Items listed in a dataset
———
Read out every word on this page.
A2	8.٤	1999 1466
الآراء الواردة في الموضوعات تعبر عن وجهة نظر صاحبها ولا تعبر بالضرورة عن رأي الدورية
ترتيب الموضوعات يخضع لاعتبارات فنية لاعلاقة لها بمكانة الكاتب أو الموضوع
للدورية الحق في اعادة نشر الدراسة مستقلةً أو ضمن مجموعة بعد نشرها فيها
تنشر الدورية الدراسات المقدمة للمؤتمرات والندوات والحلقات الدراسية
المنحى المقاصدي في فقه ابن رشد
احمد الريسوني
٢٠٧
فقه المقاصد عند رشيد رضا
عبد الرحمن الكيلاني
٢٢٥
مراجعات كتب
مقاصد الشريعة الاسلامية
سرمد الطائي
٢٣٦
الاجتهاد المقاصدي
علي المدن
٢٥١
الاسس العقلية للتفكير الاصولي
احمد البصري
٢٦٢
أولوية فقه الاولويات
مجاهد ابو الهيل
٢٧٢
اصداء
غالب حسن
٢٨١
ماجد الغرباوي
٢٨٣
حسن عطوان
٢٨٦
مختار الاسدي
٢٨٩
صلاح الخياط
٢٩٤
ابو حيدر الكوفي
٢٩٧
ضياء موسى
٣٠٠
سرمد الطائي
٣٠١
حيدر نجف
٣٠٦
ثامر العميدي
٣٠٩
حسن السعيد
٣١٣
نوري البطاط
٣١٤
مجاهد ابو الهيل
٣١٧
———
» Directions for this task:
Above are the records. Copy every line in them holding "الموضوعات".

» Reply:
الآراء الواردة في الموضوعات تعبر عن وجهة نظر صاحبها ولا تعبر بالضرورة عن رأي الدورية
ترتيب الموضوعات يخضع لاعتبارات فنية لاعلاقة لها بمكانة الكاتب أو الموضوع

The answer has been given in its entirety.